**AIM OF THE TASK:** Note how many lines include the word "pendidikan", and give that number by itself.

**SUPPLIED DATA:**

○ ○ ○

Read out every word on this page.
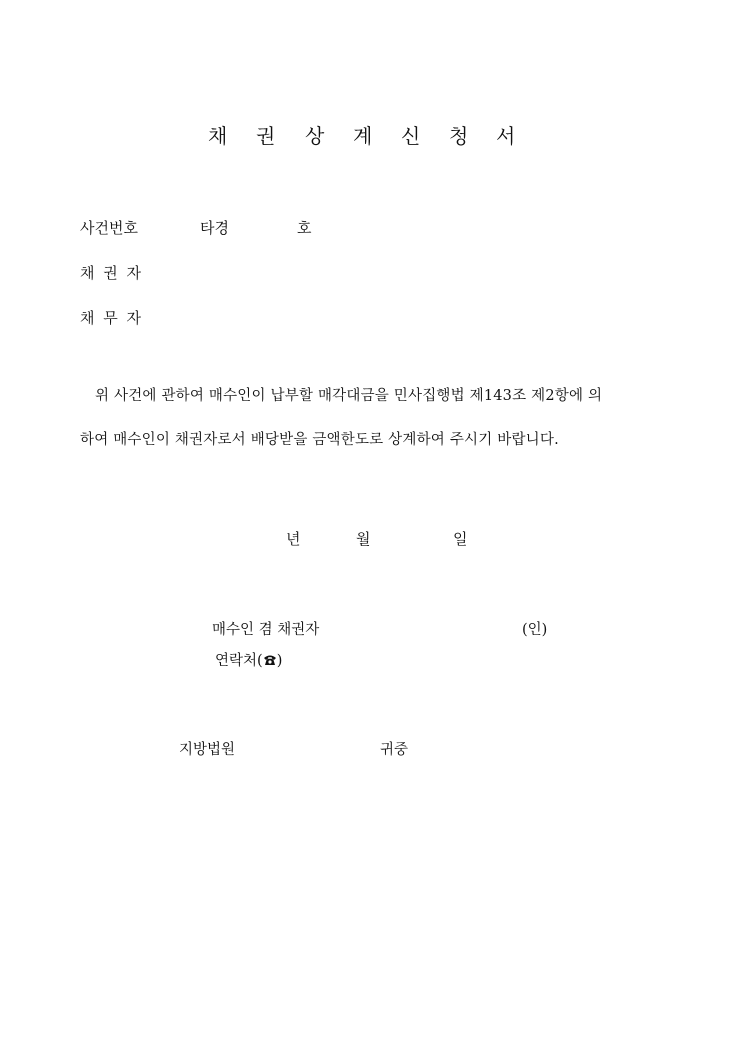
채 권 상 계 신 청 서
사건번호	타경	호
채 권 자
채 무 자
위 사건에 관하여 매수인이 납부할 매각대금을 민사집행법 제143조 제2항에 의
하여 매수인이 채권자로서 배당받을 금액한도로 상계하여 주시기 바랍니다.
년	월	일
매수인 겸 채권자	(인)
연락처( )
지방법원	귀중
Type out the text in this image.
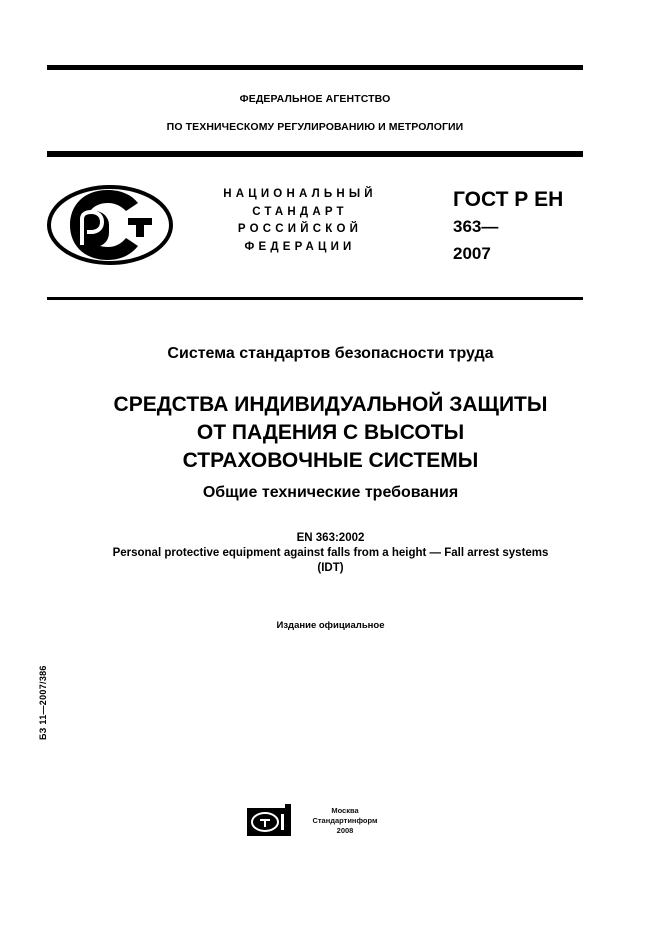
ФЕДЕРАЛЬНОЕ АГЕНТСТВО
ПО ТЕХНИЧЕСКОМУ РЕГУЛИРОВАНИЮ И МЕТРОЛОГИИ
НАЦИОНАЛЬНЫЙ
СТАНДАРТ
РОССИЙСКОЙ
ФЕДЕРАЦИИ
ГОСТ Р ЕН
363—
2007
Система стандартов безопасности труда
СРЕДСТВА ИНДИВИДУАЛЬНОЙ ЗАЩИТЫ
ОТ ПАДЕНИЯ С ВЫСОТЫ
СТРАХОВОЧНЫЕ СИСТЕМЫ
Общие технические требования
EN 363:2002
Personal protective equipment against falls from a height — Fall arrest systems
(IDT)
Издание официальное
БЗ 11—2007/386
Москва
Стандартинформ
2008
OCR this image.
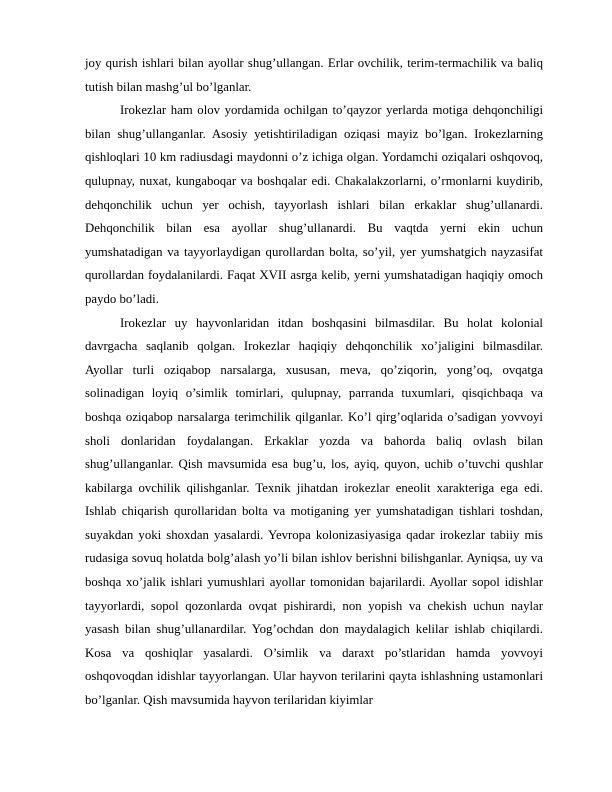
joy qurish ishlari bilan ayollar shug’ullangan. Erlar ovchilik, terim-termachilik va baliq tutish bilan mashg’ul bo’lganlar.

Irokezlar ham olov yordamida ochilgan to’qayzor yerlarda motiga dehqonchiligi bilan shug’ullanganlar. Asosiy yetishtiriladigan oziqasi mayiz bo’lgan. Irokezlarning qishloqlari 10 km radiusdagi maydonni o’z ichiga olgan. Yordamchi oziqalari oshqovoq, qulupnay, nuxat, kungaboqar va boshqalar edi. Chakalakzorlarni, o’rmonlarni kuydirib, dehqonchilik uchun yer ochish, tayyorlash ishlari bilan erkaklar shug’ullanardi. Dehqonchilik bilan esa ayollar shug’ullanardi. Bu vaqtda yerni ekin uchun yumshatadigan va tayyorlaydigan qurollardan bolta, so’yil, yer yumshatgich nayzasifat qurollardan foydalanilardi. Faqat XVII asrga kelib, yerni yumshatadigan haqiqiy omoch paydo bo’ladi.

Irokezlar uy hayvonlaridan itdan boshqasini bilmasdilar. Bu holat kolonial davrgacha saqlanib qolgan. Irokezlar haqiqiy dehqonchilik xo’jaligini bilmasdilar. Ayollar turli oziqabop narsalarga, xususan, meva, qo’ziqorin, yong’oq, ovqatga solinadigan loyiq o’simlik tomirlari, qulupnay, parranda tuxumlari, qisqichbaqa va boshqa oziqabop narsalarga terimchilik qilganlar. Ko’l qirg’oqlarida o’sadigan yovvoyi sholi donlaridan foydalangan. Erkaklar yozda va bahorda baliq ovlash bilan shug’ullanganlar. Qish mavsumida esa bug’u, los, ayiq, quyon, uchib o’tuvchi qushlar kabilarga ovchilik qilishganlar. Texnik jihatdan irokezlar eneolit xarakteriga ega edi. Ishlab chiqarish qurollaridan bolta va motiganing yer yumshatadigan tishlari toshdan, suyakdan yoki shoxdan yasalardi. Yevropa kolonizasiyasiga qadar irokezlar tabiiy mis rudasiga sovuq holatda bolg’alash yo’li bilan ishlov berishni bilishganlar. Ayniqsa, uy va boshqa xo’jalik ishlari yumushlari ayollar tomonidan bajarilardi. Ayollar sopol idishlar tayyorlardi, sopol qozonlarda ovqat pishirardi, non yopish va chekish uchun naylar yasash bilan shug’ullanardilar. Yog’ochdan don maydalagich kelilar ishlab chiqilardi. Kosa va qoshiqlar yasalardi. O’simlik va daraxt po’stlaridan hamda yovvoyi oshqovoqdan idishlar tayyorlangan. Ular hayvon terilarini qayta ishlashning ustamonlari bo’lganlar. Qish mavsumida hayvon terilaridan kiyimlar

○ ○ ○

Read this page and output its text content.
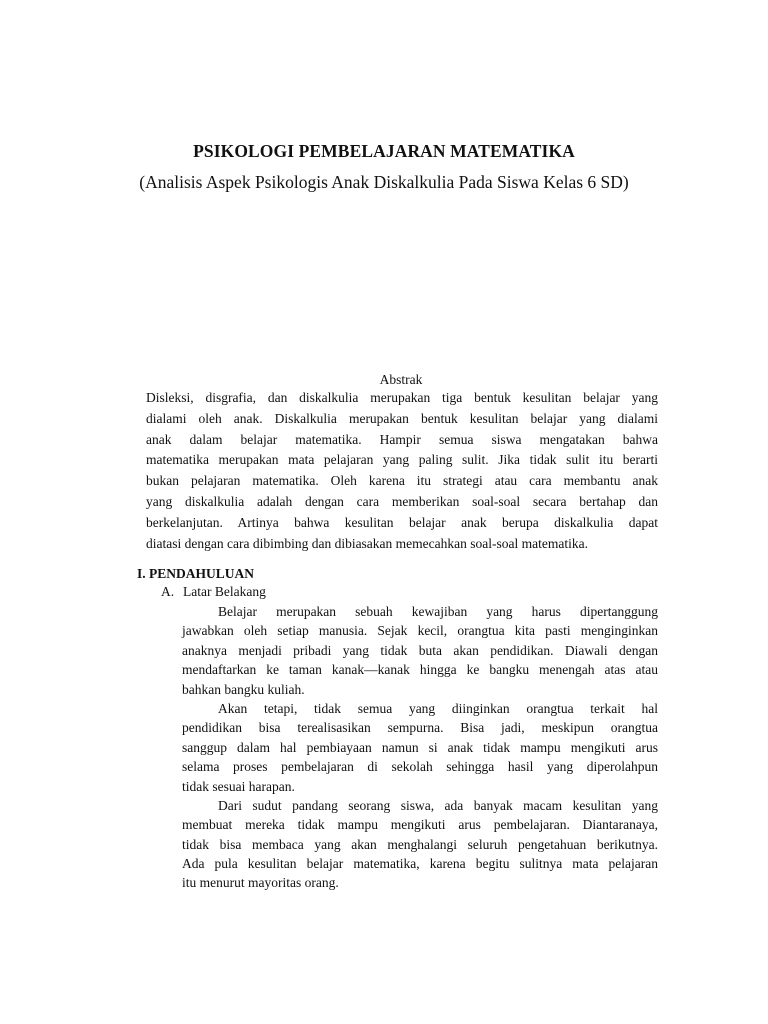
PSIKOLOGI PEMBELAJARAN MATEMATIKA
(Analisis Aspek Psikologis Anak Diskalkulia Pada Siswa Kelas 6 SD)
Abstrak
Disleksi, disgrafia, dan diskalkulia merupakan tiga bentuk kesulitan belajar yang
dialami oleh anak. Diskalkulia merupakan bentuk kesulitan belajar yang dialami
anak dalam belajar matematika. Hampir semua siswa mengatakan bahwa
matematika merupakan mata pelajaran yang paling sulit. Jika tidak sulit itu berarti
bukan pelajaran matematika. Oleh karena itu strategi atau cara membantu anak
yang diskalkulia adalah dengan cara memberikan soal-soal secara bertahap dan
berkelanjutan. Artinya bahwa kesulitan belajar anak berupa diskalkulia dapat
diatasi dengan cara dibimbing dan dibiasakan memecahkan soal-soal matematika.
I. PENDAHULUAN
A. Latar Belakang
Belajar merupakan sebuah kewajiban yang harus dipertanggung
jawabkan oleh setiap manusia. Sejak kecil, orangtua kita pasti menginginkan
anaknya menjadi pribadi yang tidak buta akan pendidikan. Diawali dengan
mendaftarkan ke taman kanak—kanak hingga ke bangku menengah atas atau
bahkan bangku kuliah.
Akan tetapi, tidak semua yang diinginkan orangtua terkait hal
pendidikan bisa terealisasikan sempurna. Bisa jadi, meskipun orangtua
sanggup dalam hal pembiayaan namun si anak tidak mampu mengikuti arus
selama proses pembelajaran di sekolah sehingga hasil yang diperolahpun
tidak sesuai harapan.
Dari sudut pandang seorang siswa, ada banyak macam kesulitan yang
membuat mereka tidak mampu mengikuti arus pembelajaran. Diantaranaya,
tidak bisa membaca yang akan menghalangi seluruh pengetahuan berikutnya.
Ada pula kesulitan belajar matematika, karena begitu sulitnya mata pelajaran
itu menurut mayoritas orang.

○ ○ ○

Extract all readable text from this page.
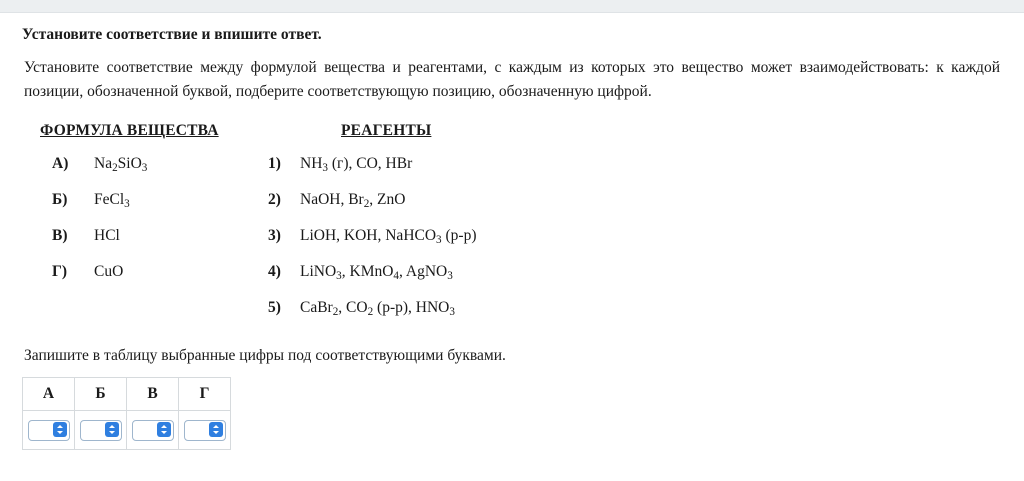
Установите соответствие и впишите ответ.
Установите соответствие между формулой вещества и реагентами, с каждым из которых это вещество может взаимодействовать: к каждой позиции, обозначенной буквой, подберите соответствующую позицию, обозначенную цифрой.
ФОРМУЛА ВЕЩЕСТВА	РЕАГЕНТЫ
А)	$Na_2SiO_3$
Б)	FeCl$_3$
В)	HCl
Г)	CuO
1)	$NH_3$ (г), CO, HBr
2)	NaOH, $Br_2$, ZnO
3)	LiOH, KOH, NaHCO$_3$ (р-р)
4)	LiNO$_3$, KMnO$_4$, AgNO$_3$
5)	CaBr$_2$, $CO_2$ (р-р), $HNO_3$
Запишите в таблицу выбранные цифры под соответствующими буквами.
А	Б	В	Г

○ ○ ○

**FULL ANSWER:** 2